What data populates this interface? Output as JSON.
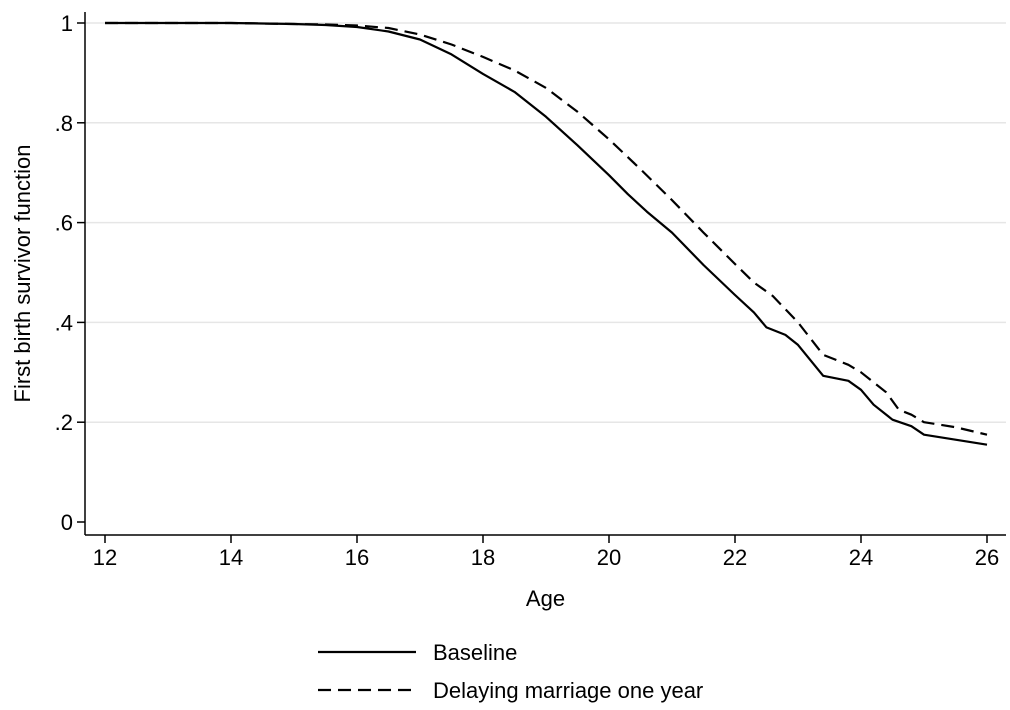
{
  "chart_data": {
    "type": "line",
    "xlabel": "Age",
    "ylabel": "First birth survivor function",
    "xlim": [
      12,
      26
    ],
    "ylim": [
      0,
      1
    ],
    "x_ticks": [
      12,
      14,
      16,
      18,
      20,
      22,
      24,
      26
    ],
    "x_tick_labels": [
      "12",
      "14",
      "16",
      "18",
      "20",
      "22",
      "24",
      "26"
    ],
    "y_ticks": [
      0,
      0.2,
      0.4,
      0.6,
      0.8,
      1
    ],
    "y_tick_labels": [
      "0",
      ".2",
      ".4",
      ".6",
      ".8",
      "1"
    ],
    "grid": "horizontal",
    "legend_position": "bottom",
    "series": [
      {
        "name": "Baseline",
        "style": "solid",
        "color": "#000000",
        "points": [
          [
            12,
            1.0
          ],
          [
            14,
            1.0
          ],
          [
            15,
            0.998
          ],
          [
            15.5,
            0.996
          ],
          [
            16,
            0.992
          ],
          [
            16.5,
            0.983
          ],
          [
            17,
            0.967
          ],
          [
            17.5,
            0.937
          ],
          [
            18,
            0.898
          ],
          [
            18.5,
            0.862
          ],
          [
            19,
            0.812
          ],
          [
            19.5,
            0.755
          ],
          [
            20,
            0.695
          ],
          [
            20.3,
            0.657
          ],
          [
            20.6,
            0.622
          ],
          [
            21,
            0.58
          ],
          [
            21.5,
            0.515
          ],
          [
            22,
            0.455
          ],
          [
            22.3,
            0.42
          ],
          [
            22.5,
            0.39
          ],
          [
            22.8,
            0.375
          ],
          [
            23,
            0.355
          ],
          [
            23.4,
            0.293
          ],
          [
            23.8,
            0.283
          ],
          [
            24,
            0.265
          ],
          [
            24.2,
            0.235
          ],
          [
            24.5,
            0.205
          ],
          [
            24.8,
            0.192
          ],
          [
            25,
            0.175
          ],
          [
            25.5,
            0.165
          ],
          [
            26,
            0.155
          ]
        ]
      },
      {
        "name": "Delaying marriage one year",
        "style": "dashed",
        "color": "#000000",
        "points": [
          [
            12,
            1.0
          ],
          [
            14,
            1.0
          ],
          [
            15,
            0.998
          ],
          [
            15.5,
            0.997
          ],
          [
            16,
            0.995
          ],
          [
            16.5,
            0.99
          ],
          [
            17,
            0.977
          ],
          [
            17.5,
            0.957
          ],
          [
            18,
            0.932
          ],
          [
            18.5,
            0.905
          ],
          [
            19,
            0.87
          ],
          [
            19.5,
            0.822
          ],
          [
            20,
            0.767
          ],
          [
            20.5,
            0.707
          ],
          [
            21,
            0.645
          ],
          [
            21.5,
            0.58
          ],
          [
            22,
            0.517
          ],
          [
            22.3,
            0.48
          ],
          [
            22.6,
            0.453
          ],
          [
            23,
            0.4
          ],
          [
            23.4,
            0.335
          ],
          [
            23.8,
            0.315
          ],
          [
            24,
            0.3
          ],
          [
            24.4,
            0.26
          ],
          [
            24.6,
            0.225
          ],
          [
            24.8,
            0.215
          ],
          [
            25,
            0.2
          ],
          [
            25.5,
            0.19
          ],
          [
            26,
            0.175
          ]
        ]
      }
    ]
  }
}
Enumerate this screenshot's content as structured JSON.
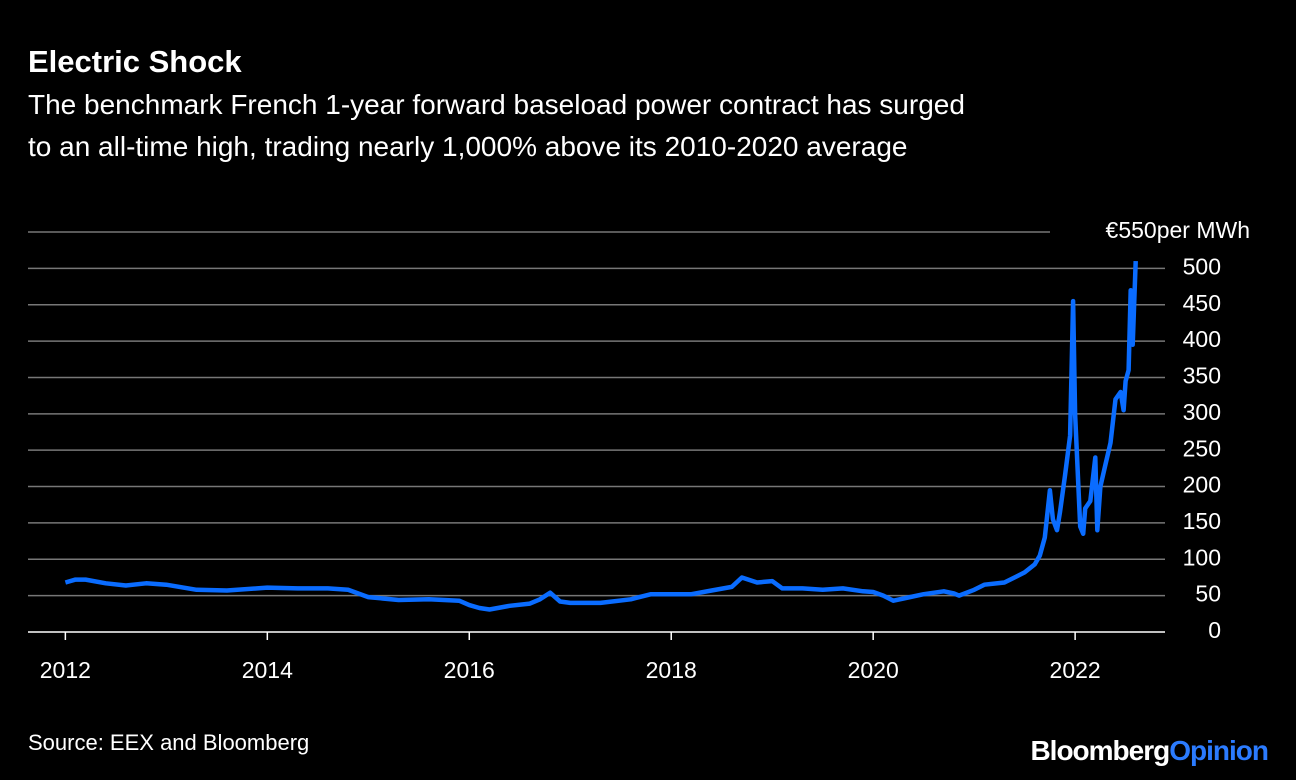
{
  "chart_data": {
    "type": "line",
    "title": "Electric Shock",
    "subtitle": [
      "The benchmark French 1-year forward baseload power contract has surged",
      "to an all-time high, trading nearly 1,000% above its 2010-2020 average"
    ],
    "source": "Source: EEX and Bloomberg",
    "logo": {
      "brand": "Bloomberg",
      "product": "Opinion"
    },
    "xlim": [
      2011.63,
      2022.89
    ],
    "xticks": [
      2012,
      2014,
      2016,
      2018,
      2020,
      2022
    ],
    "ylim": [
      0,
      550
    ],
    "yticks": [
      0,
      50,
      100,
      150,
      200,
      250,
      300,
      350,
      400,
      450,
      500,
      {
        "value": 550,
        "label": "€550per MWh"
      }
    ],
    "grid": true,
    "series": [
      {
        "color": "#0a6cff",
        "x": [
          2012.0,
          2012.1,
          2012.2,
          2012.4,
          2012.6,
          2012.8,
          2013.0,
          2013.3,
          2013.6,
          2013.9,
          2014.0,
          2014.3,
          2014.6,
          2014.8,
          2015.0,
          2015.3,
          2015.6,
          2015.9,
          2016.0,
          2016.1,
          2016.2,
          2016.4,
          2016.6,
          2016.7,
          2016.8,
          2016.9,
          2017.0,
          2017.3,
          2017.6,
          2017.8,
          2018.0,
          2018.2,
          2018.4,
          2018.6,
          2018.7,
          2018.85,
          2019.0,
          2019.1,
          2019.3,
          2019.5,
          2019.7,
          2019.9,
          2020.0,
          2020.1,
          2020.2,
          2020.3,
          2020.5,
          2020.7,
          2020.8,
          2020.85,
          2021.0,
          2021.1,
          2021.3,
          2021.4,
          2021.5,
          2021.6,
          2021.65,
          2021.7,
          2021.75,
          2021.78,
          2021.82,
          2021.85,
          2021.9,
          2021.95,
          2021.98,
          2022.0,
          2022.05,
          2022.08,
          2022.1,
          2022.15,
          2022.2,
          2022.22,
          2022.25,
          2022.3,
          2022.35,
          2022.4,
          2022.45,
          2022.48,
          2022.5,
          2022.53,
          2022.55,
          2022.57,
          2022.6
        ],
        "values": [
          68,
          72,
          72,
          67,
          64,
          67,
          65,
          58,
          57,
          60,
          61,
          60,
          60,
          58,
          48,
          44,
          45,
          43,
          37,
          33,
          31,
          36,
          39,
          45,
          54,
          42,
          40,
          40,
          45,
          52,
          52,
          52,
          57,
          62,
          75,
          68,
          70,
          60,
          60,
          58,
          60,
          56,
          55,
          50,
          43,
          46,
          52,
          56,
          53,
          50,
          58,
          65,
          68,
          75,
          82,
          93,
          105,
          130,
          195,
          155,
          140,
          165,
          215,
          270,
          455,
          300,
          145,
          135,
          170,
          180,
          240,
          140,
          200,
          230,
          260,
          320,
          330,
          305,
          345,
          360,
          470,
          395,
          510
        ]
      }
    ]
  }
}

__________________________________________________

§ **EXERCISE DIRECTIONS**
Transcribe the listing in full and omit the pictures.

§ **COMPLETE OUTPUT**
What data populates this interface? Output as JSON.
{
  "chart_data": {
    "type": "line",
    "xlabel": "Age",
    "ylabel": "First birth survivor function",
    "xlim": [
      12,
      26
    ],
    "ylim": [
      0,
      1
    ],
    "x_ticks": [
      12,
      14,
      16,
      18,
      20,
      22,
      24,
      26
    ],
    "x_tick_labels": [
      "12",
      "14",
      "16",
      "18",
      "20",
      "22",
      "24",
      "26"
    ],
    "y_ticks": [
      0,
      0.2,
      0.4,
      0.6,
      0.8,
      1
    ],
    "y_tick_labels": [
      "0",
      ".2",
      ".4",
      ".6",
      ".8",
      "1"
    ],
    "grid": "horizontal",
    "legend_position": "bottom",
    "series": [
      {
        "name": "Baseline",
        "style": "solid",
        "color": "#000000",
        "points": [
          [
            12,
            1.0
          ],
          [
            14,
            1.0
          ],
          [
            15,
            0.998
          ],
          [
            15.5,
            0.996
          ],
          [
            16,
            0.992
          ],
          [
            16.5,
            0.983
          ],
          [
            17,
            0.967
          ],
          [
            17.5,
            0.937
          ],
          [
            18,
            0.898
          ],
          [
            18.5,
            0.862
          ],
          [
            19,
            0.812
          ],
          [
            19.5,
            0.755
          ],
          [
            20,
            0.695
          ],
          [
            20.3,
            0.657
          ],
          [
            20.6,
            0.622
          ],
          [
            21,
            0.58
          ],
          [
            21.5,
            0.515
          ],
          [
            22,
            0.455
          ],
          [
            22.3,
            0.42
          ],
          [
            22.5,
            0.39
          ],
          [
            22.8,
            0.375
          ],
          [
            23,
            0.355
          ],
          [
            23.4,
            0.293
          ],
          [
            23.8,
            0.283
          ],
          [
            24,
            0.265
          ],
          [
            24.2,
            0.235
          ],
          [
            24.5,
            0.205
          ],
          [
            24.8,
            0.192
          ],
          [
            25,
            0.175
          ],
          [
            25.5,
            0.165
          ],
          [
            26,
            0.155
          ]
        ]
      },
      {
        "name": "Delaying marriage one year",
        "style": "dashed",
        "color": "#000000",
        "points": [
          [
            12,
            1.0
          ],
          [
            14,
            1.0
          ],
          [
            15,
            0.998
          ],
          [
            15.5,
            0.997
          ],
          [
            16,
            0.995
          ],
          [
            16.5,
            0.99
          ],
          [
            17,
            0.977
          ],
          [
            17.5,
            0.957
          ],
          [
            18,
            0.932
          ],
          [
            18.5,
            0.905
          ],
          [
            19,
            0.87
          ],
          [
            19.5,
            0.822
          ],
          [
            20,
            0.767
          ],
          [
            20.5,
            0.707
          ],
          [
            21,
            0.645
          ],
          [
            21.5,
            0.58
          ],
          [
            22,
            0.517
          ],
          [
            22.3,
            0.48
          ],
          [
            22.6,
            0.453
          ],
          [
            23,
            0.4
          ],
          [
            23.4,
            0.335
          ],
          [
            23.8,
            0.315
          ],
          [
            24,
            0.3
          ],
          [
            24.4,
            0.26
          ],
          [
            24.6,
            0.225
          ],
          [
            24.8,
            0.215
          ],
          [
            25,
            0.2
          ],
          [
            25.5,
            0.19
          ],
          [
            26,
            0.175
          ]
        ]
      }
    ]
  }
}
Enumerate this screenshot's content as structured JSON.
{
  "chart_data": {
    "type": "line",
    "title": "Electric Shock",
    "subtitle": [
      "The benchmark French 1-year forward baseload power contract has surged",
      "to an all-time high, trading nearly 1,000% above its 2010-2020 average"
    ],
    "source": "Source: EEX and Bloomberg",
    "logo": {
      "brand": "Bloomberg",
      "product": "Opinion"
    },
    "xlim": [
      2011.63,
      2022.89
    ],
    "xticks": [
      2012,
      2014,
      2016,
      2018,
      2020,
      2022
    ],
    "ylim": [
      0,
      550
    ],
    "yticks": [
      0,
      50,
      100,
      150,
      200,
      250,
      300,
      350,
      400,
      450,
      500,
      {
        "value": 550,
        "label": "€550per MWh"
      }
    ],
    "grid": true,
    "series": [
      {
        "color": "#0a6cff",
        "x": [
          2012.0,
          2012.1,
          2012.2,
          2012.4,
          2012.6,
          2012.8,
          2013.0,
          2013.3,
          2013.6,
          2013.9,
          2014.0,
          2014.3,
          2014.6,
          2014.8,
          2015.0,
          2015.3,
          2015.6,
          2015.9,
          2016.0,
          2016.1,
          2016.2,
          2016.4,
          2016.6,
          2016.7,
          2016.8,
          2016.9,
          2017.0,
          2017.3,
          2017.6,
          2017.8,
          2018.0,
          2018.2,
          2018.4,
          2018.6,
          2018.7,
          2018.85,
          2019.0,
          2019.1,
          2019.3,
          2019.5,
          2019.7,
          2019.9,
          2020.0,
          2020.1,
          2020.2,
          2020.3,
          2020.5,
          2020.7,
          2020.8,
          2020.85,
          2021.0,
          2021.1,
          2021.3,
          2021.4,
          2021.5,
          2021.6,
          2021.65,
          2021.7,
          2021.75,
          2021.78,
          2021.82,
          2021.85,
          2021.9,
          2021.95,
          2021.98,
          2022.0,
          2022.05,
          2022.08,
          2022.1,
          2022.15,
          2022.2,
          2022.22,
          2022.25,
          2022.3,
          2022.35,
          2022.4,
          2022.45,
          2022.48,
          2022.5,
          2022.53,
          2022.55,
          2022.57,
          2022.6
        ],
        "values": [
          68,
          72,
          72,
          67,
          64,
          67,
          65,
          58,
          57,
          60,
          61,
          60,
          60,
          58,
          48,
          44,
          45,
          43,
          37,
          33,
          31,
          36,
          39,
          45,
          54,
          42,
          40,
          40,
          45,
          52,
          52,
          52,
          57,
          62,
          75,
          68,
          70,
          60,
          60,
          58,
          60,
          56,
          55,
          50,
          43,
          46,
          52,
          56,
          53,
          50,
          58,
          65,
          68,
          75,
          82,
          93,
          105,
          130,
          195,
          155,
          140,
          165,
          215,
          270,
          455,
          300,
          145,
          135,
          170,
          180,
          240,
          140,
          200,
          230,
          260,
          320,
          330,
          305,
          345,
          360,
          470,
          395,
          510
        ]
      }
    ]
  }
}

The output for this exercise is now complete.